### THE EXERCISE
Repeat the entire listing exactly.

####################

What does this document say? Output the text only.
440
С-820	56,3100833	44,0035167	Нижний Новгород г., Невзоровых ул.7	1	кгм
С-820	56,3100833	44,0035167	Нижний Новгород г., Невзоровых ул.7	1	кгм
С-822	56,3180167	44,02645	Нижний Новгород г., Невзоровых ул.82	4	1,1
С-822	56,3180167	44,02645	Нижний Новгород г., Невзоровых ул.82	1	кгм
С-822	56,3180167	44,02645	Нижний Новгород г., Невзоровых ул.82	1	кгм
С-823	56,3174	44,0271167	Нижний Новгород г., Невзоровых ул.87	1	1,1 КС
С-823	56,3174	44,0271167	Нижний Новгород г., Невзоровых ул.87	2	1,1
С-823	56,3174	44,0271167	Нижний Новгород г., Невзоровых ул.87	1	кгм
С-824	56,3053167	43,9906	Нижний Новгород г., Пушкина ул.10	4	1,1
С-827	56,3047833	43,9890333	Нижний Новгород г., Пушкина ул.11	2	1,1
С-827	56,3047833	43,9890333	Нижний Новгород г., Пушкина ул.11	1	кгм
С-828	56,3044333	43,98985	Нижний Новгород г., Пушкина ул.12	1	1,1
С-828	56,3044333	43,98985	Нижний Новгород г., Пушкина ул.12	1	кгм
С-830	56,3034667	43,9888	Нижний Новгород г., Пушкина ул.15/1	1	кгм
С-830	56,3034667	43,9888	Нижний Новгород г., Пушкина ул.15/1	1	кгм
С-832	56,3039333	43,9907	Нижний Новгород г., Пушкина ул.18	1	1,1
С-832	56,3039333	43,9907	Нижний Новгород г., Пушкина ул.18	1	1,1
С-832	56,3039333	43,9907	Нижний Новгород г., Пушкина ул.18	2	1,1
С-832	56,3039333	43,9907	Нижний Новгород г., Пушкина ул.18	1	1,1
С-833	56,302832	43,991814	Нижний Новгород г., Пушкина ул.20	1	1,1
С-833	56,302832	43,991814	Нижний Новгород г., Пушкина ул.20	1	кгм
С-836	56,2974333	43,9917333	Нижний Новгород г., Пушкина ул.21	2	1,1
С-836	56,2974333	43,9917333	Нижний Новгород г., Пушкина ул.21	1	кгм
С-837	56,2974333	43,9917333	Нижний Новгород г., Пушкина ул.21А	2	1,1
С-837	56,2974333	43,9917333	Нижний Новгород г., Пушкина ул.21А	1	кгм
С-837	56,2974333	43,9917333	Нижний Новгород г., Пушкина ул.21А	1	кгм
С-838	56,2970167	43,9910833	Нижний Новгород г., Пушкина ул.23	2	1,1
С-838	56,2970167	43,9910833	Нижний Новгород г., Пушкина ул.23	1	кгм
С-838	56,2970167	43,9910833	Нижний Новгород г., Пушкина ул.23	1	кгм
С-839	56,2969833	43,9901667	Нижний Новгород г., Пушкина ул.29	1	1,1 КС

####################

### WRITTEN RESPONSE
What does this document say? Output the text only.
440
С-820	56,3100833	44,0035167	Нижний Новгород г., Невзоровых ул.7	1	кгм
С-820	56,3100833	44,0035167	Нижний Новгород г., Невзоровых ул.7	1	кгм
С-822	56,3180167	44,02645	Нижний Новгород г., Невзоровых ул.82	4	1,1
С-822	56,3180167	44,02645	Нижний Новгород г., Невзоровых ул.82	1	кгм
С-822	56,3180167	44,02645	Нижний Новгород г., Невзоровых ул.82	1	кгм
С-823	56,3174	44,0271167	Нижний Новгород г., Невзоровых ул.87	1	1,1 КС
С-823	56,3174	44,0271167	Нижний Новгород г., Невзоровых ул.87	2	1,1
С-823	56,3174	44,0271167	Нижний Новгород г., Невзоровых ул.87	1	кгм
С-824	56,3053167	43,9906	Нижний Новгород г., Пушкина ул.10	4	1,1
С-827	56,3047833	43,9890333	Нижний Новгород г., Пушкина ул.11	2	1,1
С-827	56,3047833	43,9890333	Нижний Новгород г., Пушкина ул.11	1	кгм
С-828	56,3044333	43,98985	Нижний Новгород г., Пушкина ул.12	1	1,1
С-828	56,3044333	43,98985	Нижний Новгород г., Пушкина ул.12	1	кгм
С-830	56,3034667	43,9888	Нижний Новгород г., Пушкина ул.15/1	1	кгм
С-830	56,3034667	43,9888	Нижний Новгород г., Пушкина ул.15/1	1	кгм
С-832	56,3039333	43,9907	Нижний Новгород г., Пушкина ул.18	1	1,1
С-832	56,3039333	43,9907	Нижний Новгород г., Пушкина ул.18	1	1,1
С-832	56,3039333	43,9907	Нижний Новгород г., Пушкина ул.18	2	1,1
С-832	56,3039333	43,9907	Нижний Новгород г., Пушкина ул.18	1	1,1
С-833	56,302832	43,991814	Нижний Новгород г., Пушкина ул.20	1	1,1
С-833	56,302832	43,991814	Нижний Новгород г., Пушкина ул.20	1	кгм
С-836	56,2974333	43,9917333	Нижний Новгород г., Пушкина ул.21	2	1,1
С-836	56,2974333	43,9917333	Нижний Новгород г., Пушкина ул.21	1	кгм
С-837	56,2974333	43,9917333	Нижний Новгород г., Пушкина ул.21А	2	1,1
С-837	56,2974333	43,9917333	Нижний Новгород г., Пушкина ул.21А	1	кгм
С-837	56,2974333	43,9917333	Нижний Новгород г., Пушкина ул.21А	1	кгм
С-838	56,2970167	43,9910833	Нижний Новгород г., Пушкина ул.23	2	1,1
С-838	56,2970167	43,9910833	Нижний Новгород г., Пушкина ул.23	1	кгм
С-838	56,2970167	43,9910833	Нижний Новгород г., Пушкина ул.23	1	кгм
С-839	56,2969833	43,9901667	Нижний Новгород г., Пушкина ул.29	1	1,1 КС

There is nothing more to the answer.